** start **

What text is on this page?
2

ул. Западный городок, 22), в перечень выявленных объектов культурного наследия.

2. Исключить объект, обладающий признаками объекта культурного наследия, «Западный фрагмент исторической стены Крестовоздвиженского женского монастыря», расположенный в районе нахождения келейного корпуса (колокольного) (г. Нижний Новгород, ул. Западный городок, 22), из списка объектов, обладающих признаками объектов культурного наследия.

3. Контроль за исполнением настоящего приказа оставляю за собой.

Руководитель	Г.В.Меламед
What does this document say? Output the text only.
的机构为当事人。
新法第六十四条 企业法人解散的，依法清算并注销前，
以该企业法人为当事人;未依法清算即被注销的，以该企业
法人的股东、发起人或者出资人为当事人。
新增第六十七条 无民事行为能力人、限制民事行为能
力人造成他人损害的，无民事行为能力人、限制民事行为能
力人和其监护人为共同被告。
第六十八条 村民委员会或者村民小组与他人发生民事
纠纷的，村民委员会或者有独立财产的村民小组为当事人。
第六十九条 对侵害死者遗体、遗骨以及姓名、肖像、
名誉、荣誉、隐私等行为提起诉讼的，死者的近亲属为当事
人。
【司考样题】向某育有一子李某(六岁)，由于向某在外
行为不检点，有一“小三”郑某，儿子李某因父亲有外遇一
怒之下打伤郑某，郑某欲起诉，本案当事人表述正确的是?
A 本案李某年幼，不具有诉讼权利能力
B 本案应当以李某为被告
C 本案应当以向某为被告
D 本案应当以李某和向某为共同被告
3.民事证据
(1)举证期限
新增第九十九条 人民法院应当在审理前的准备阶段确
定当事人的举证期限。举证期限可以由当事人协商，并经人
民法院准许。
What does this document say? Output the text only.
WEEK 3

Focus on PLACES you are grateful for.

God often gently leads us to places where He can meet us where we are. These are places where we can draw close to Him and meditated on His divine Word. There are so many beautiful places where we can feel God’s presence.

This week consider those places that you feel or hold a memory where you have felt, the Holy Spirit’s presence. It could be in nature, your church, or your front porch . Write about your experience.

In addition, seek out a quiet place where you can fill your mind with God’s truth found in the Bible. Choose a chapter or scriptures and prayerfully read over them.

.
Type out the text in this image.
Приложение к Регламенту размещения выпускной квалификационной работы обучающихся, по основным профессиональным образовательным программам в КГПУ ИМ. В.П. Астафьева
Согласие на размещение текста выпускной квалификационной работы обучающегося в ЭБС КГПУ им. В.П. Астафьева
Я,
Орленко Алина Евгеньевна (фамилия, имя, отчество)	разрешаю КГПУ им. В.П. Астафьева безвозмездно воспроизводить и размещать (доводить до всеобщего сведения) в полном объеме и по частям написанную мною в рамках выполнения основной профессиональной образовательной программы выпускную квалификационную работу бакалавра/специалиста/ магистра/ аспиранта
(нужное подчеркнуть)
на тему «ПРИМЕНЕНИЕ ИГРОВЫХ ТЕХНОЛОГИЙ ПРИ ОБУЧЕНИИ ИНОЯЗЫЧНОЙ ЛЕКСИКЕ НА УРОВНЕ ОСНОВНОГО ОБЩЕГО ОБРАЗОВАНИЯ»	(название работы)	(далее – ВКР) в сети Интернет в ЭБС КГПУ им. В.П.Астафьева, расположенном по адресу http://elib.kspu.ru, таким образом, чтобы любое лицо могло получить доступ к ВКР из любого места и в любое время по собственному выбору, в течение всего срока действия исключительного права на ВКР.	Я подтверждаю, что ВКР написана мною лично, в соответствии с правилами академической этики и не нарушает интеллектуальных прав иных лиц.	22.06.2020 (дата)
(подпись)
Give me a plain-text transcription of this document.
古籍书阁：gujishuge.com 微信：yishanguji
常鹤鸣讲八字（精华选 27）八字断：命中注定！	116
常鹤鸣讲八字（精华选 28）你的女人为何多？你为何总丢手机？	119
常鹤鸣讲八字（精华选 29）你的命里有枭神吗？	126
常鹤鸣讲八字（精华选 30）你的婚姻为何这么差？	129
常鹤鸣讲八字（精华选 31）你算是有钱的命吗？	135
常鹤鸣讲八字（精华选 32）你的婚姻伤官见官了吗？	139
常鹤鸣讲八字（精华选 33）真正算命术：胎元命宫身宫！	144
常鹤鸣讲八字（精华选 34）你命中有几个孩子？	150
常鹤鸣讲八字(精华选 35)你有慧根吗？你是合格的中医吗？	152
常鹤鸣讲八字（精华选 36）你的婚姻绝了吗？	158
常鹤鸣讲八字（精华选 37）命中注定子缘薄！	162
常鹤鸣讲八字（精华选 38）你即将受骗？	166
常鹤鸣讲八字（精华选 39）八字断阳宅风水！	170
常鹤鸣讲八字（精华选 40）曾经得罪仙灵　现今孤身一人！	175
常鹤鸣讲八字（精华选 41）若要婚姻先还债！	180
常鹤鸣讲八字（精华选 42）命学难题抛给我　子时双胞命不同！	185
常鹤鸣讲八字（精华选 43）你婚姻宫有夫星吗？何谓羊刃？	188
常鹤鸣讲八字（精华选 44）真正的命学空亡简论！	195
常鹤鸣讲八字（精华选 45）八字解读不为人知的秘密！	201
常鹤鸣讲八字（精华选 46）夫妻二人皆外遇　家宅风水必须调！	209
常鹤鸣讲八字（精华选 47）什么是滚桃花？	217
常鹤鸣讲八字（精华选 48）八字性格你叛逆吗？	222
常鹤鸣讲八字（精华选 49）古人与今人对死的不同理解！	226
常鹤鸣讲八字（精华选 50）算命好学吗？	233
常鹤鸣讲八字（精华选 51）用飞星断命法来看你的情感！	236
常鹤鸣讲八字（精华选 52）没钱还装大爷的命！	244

** end **

Filter the entries above down to the lines containing the word "your".

* _Solution to this exercise_:
This week consider those places that you feel or hold a memory where you have felt, the Holy Spirit’s presence. It could be in nature, your church, or your front porch . Write about your experience.
In addition, seek out a quiet place where you can fill your mind with God’s truth found in the Bible. Choose a chapter or scriptures and prayerfully read over them.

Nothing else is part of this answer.